> _TASK DESCRIPTION_
Your task is to transcribe all of the data below exactly, omitting the images.

> _Collection entries_
════════════════════

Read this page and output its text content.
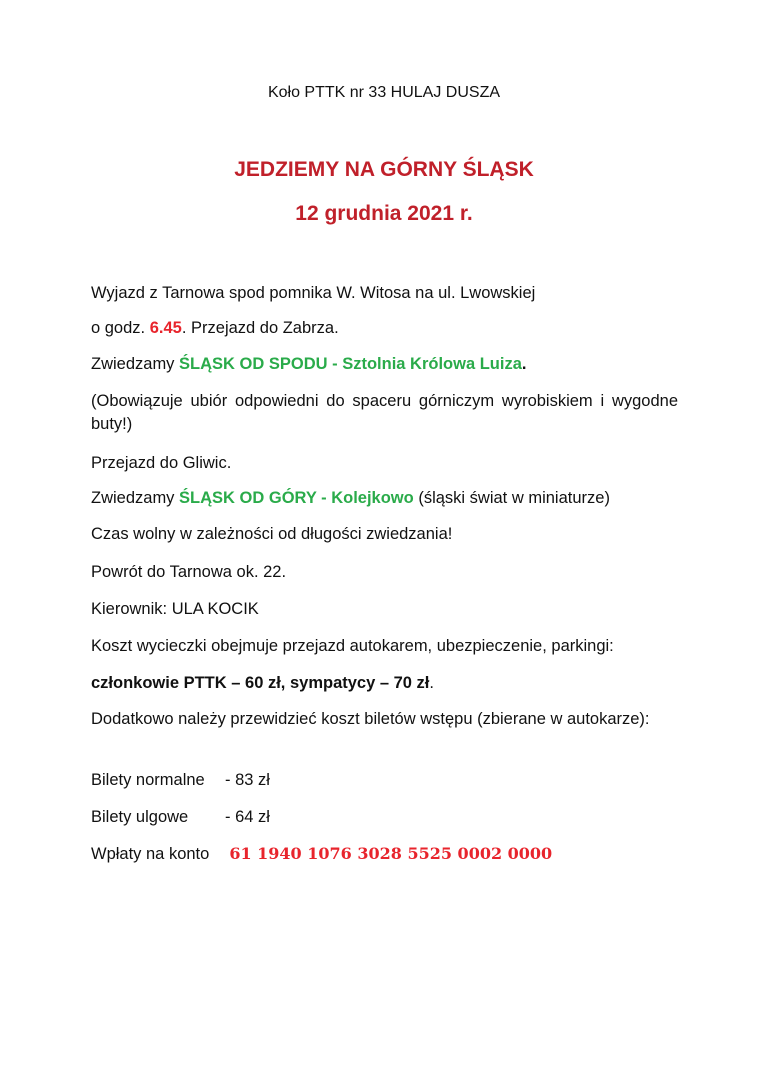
Koło PTTK nr 33 HULAJ DUSZA
JEDZIEMY NA GÓRNY ŚLĄSK
12 grudnia 2021 r.
Wyjazd z Tarnowa spod pomnika W. Witosa na ul. Lwowskiej
o godz. 6.45. Przejazd do Zabrza.
Zwiedzamy ŚLĄSK OD SPODU - Sztolnia Królowa Luiza.
(Obowiązuje ubiór odpowiedni do spaceru górniczym wyrobiskiem i wygodne buty!)
Przejazd do Gliwic.
Zwiedzamy ŚLĄSK OD GÓRY - Kolejkowo (śląski świat w miniaturze)
Czas wolny w zależności od długości zwiedzania!
Powrót do Tarnowa ok. 22.
Kierownik: ULA KOCIK
Koszt wycieczki obejmuje przejazd autokarem, ubezpieczenie, parkingi:
członkowie PTTK – 60 zł, sympatycy – 70 zł.
Dodatkowo należy przewidzieć koszt biletów wstępu (zbierane w autokarze):
Bilety normalne - 83 zł
Bilety ulgowe - 64 zł
Wpłaty na konto 61 1940 1076 3028 5525 0002 0000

════════════════════

> _TASK SOLUTION_
Read this page and output its text content.
Koło PTTK nr 33 HULAJ DUSZA
JEDZIEMY NA GÓRNY ŚLĄSK
12 grudnia 2021 r.
Wyjazd z Tarnowa spod pomnika W. Witosa na ul. Lwowskiej
o godz. 6.45. Przejazd do Zabrza.
Zwiedzamy ŚLĄSK OD SPODU - Sztolnia Królowa Luiza.
(Obowiązuje ubiór odpowiedni do spaceru górniczym wyrobiskiem i wygodne buty!)
Przejazd do Gliwic.
Zwiedzamy ŚLĄSK OD GÓRY - Kolejkowo (śląski świat w miniaturze)
Czas wolny w zależności od długości zwiedzania!
Powrót do Tarnowa ok. 22.
Kierownik: ULA KOCIK
Koszt wycieczki obejmuje przejazd autokarem, ubezpieczenie, parkingi:
członkowie PTTK – 60 zł, sympatycy – 70 zł.
Dodatkowo należy przewidzieć koszt biletów wstępu (zbierane w autokarze):
Bilety normalne - 83 zł
Bilety ulgowe - 64 zł
Wpłaty na konto 61 1940 1076 3028 5525 0002 0000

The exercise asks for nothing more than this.